**EXERCISE INPUT:**
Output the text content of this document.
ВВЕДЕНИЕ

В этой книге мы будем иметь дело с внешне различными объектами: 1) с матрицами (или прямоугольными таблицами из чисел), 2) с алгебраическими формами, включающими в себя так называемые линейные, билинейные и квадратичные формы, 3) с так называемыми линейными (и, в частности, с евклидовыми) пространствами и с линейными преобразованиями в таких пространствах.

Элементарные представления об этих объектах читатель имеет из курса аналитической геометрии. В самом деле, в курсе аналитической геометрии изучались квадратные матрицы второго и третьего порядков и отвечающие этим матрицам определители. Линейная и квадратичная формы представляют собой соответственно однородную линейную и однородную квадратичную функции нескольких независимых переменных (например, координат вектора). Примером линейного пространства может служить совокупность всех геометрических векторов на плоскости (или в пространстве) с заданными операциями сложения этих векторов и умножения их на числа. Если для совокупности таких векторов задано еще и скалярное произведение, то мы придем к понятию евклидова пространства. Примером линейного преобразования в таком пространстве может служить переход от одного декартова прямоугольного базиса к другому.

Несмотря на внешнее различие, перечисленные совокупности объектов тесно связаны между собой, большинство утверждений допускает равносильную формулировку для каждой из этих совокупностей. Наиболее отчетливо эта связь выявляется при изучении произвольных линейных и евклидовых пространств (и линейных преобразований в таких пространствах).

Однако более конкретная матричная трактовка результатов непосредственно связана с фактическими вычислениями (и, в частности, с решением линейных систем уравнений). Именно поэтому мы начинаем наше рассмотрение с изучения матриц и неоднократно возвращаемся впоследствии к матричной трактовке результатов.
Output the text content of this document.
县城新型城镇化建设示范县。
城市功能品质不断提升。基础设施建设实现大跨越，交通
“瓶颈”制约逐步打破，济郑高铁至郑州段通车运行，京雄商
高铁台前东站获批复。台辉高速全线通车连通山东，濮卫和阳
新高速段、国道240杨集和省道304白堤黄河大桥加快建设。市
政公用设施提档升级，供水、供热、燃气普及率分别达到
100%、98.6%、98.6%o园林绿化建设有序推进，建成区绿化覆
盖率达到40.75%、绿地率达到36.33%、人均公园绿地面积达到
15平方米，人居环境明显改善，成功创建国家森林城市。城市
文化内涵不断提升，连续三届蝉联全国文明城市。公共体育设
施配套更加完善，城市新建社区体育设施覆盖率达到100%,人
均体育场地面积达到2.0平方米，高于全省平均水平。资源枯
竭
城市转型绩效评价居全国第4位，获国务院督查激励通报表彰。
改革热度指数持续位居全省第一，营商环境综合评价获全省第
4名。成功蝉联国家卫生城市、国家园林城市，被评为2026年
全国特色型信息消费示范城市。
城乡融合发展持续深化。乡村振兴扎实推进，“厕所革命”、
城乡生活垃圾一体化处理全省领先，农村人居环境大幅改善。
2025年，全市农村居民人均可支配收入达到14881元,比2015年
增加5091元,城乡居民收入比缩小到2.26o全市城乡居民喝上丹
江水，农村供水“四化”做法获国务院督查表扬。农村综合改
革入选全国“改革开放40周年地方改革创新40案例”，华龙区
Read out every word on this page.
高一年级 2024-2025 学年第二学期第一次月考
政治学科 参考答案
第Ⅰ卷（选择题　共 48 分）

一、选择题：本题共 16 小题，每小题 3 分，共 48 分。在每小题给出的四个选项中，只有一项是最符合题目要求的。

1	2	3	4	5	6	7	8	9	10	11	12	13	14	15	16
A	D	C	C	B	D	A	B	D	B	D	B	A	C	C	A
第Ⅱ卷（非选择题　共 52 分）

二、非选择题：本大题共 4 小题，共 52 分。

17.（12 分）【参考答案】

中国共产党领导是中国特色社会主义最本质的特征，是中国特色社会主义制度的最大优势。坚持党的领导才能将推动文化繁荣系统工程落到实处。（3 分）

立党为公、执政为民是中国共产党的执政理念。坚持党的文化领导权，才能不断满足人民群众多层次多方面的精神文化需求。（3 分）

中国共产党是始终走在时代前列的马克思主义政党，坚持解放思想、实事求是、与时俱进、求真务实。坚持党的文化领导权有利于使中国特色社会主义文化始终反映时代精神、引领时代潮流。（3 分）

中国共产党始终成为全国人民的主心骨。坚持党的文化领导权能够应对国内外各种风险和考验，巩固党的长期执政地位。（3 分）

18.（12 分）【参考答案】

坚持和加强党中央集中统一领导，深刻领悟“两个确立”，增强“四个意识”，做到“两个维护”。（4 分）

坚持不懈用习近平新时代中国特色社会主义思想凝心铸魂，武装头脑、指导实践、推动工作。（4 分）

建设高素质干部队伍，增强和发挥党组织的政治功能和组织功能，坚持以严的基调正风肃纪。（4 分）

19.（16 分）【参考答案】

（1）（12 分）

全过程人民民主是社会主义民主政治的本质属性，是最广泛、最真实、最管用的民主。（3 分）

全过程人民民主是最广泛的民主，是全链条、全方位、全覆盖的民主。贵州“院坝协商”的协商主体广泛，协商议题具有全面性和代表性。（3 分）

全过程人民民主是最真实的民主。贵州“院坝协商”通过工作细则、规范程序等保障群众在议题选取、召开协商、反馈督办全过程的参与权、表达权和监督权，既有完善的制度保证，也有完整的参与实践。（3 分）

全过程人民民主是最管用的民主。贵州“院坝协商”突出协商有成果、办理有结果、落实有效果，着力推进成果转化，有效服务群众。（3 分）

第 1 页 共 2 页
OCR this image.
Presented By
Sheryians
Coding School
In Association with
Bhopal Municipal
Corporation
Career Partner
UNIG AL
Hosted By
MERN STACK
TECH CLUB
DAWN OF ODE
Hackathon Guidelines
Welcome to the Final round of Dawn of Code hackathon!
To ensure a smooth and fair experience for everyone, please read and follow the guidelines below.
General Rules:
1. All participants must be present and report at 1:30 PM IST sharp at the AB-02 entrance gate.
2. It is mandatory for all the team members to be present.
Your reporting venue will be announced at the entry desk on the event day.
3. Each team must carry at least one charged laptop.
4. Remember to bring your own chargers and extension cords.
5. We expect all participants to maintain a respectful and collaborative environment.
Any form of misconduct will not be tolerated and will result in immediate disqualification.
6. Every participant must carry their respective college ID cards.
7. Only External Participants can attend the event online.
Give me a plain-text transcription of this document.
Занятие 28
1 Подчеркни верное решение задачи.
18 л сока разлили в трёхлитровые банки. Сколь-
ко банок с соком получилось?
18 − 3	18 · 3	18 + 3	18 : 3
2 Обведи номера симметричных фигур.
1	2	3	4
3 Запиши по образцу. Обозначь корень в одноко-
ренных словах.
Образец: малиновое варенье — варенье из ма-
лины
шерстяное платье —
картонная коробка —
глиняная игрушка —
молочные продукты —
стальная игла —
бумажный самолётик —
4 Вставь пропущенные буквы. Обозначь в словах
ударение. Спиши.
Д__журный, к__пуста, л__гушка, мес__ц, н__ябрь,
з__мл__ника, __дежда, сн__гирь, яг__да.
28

**GIVEN TASK:** Copy all the lines, exactly.

**RESULT OF THIS EXERCISE:**
Output the text content of this document.
ВВЕДЕНИЕ

В этой книге мы будем иметь дело с внешне различными объектами: 1) с матрицами (или прямоугольными таблицами из чисел), 2) с алгебраическими формами, включающими в себя так называемые линейные, билинейные и квадратичные формы, 3) с так называемыми линейными (и, в частности, с евклидовыми) пространствами и с линейными преобразованиями в таких пространствах.

Элементарные представления об этих объектах читатель имеет из курса аналитической геометрии. В самом деле, в курсе аналитической геометрии изучались квадратные матрицы второго и третьего порядков и отвечающие этим матрицам определители. Линейная и квадратичная формы представляют собой соответственно однородную линейную и однородную квадратичную функции нескольких независимых переменных (например, координат вектора). Примером линейного пространства может служить совокупность всех геометрических векторов на плоскости (или в пространстве) с заданными операциями сложения этих векторов и умножения их на числа. Если для совокупности таких векторов задано еще и скалярное произведение, то мы придем к понятию евклидова пространства. Примером линейного преобразования в таком пространстве может служить переход от одного декартова прямоугольного базиса к другому.

Несмотря на внешнее различие, перечисленные совокупности объектов тесно связаны между собой, большинство утверждений допускает равносильную формулировку для каждой из этих совокупностей. Наиболее отчетливо эта связь выявляется при изучении произвольных линейных и евклидовых пространств (и линейных преобразований в таких пространствах).

Однако более конкретная матричная трактовка результатов непосредственно связана с фактическими вычислениями (и, в частности, с решением линейных систем уравнений). Именно поэтому мы начинаем наше рассмотрение с изучения матриц и неоднократно возвращаемся впоследствии к матричной трактовке результатов.
Output the text content of this document.
县城新型城镇化建设示范县。
城市功能品质不断提升。基础设施建设实现大跨越，交通
“瓶颈”制约逐步打破，济郑高铁至郑州段通车运行，京雄商
高铁台前东站获批复。台辉高速全线通车连通山东，濮卫和阳
新高速段、国道240杨集和省道304白堤黄河大桥加快建设。市
政公用设施提档升级，供水、供热、燃气普及率分别达到
100%、98.6%、98.6%o园林绿化建设有序推进，建成区绿化覆
盖率达到40.75%、绿地率达到36.33%、人均公园绿地面积达到
15平方米，人居环境明显改善，成功创建国家森林城市。城市
文化内涵不断提升，连续三届蝉联全国文明城市。公共体育设
施配套更加完善，城市新建社区体育设施覆盖率达到100%,人
均体育场地面积达到2.0平方米，高于全省平均水平。资源枯
竭
城市转型绩效评价居全国第4位，获国务院督查激励通报表彰。
改革热度指数持续位居全省第一，营商环境综合评价获全省第
4名。成功蝉联国家卫生城市、国家园林城市，被评为2026年
全国特色型信息消费示范城市。
城乡融合发展持续深化。乡村振兴扎实推进，“厕所革命”、
城乡生活垃圾一体化处理全省领先，农村人居环境大幅改善。
2025年，全市农村居民人均可支配收入达到14881元,比2015年
增加5091元,城乡居民收入比缩小到2.26o全市城乡居民喝上丹
江水，农村供水“四化”做法获国务院督查表扬。农村综合改
革入选全国“改革开放40周年地方改革创新40案例”，华龙区
Read out every word on this page.
高一年级 2024-2025 学年第二学期第一次月考
政治学科 参考答案
第Ⅰ卷（选择题　共 48 分）

一、选择题：本题共 16 小题，每小题 3 分，共 48 分。在每小题给出的四个选项中，只有一项是最符合题目要求的。

1	2	3	4	5	6	7	8	9	10	11	12	13	14	15	16
A	D	C	C	B	D	A	B	D	B	D	B	A	C	C	A
第Ⅱ卷（非选择题　共 52 分）

二、非选择题：本大题共 4 小题，共 52 分。

17.（12 分）【参考答案】

中国共产党领导是中国特色社会主义最本质的特征，是中国特色社会主义制度的最大优势。坚持党的领导才能将推动文化繁荣系统工程落到实处。（3 分）

立党为公、执政为民是中国共产党的执政理念。坚持党的文化领导权，才能不断满足人民群众多层次多方面的精神文化需求。（3 分）

中国共产党是始终走在时代前列的马克思主义政党，坚持解放思想、实事求是、与时俱进、求真务实。坚持党的文化领导权有利于使中国特色社会主义文化始终反映时代精神、引领时代潮流。（3 分）

中国共产党始终成为全国人民的主心骨。坚持党的文化领导权能够应对国内外各种风险和考验，巩固党的长期执政地位。（3 分）

18.（12 分）【参考答案】

坚持和加强党中央集中统一领导，深刻领悟“两个确立”，增强“四个意识”，做到“两个维护”。（4 分）

坚持不懈用习近平新时代中国特色社会主义思想凝心铸魂，武装头脑、指导实践、推动工作。（4 分）

建设高素质干部队伍，增强和发挥党组织的政治功能和组织功能，坚持以严的基调正风肃纪。（4 分）

19.（16 分）【参考答案】

（1）（12 分）

全过程人民民主是社会主义民主政治的本质属性，是最广泛、最真实、最管用的民主。（3 分）

全过程人民民主是最广泛的民主，是全链条、全方位、全覆盖的民主。贵州“院坝协商”的协商主体广泛，协商议题具有全面性和代表性。（3 分）

全过程人民民主是最真实的民主。贵州“院坝协商”通过工作细则、规范程序等保障群众在议题选取、召开协商、反馈督办全过程的参与权、表达权和监督权，既有完善的制度保证，也有完整的参与实践。（3 分）

全过程人民民主是最管用的民主。贵州“院坝协商”突出协商有成果、办理有结果、落实有效果，着力推进成果转化，有效服务群众。（3 分）

第 1 页 共 2 页
OCR this image.
Presented By
Sheryians
Coding School
In Association with
Bhopal Municipal
Corporation
Career Partner
UNIG AL
Hosted By
MERN STACK
TECH CLUB
DAWN OF ODE
Hackathon Guidelines
Welcome to the Final round of Dawn of Code hackathon!
To ensure a smooth and fair experience for everyone, please read and follow the guidelines below.
General Rules:
1. All participants must be present and report at 1:30 PM IST sharp at the AB-02 entrance gate.
2. It is mandatory for all the team members to be present.
Your reporting venue will be announced at the entry desk on the event day.
3. Each team must carry at least one charged laptop.
4. Remember to bring your own chargers and extension cords.
5. We expect all participants to maintain a respectful and collaborative environment.
Any form of misconduct will not be tolerated and will result in immediate disqualification.
6. Every participant must carry their respective college ID cards.
7. Only External Participants can attend the event online.
Give me a plain-text transcription of this document.
Занятие 28
1 Подчеркни верное решение задачи.
18 л сока разлили в трёхлитровые банки. Сколь-
ко банок с соком получилось?
18 − 3	18 · 3	18 + 3	18 : 3
2 Обведи номера симметричных фигур.
1	2	3	4
3 Запиши по образцу. Обозначь корень в одноко-
ренных словах.
Образец: малиновое варенье — варенье из ма-
лины
шерстяное платье —
картонная коробка —
глиняная игрушка —
молочные продукты —
стальная игла —
бумажный самолётик —
4 Вставь пропущенные буквы. Обозначь в словах
ударение. Спиши.
Д__журный, к__пуста, л__гушка, мес__ц, н__ябрь,
з__мл__ника, __дежда, сн__гирь, яг__да.
28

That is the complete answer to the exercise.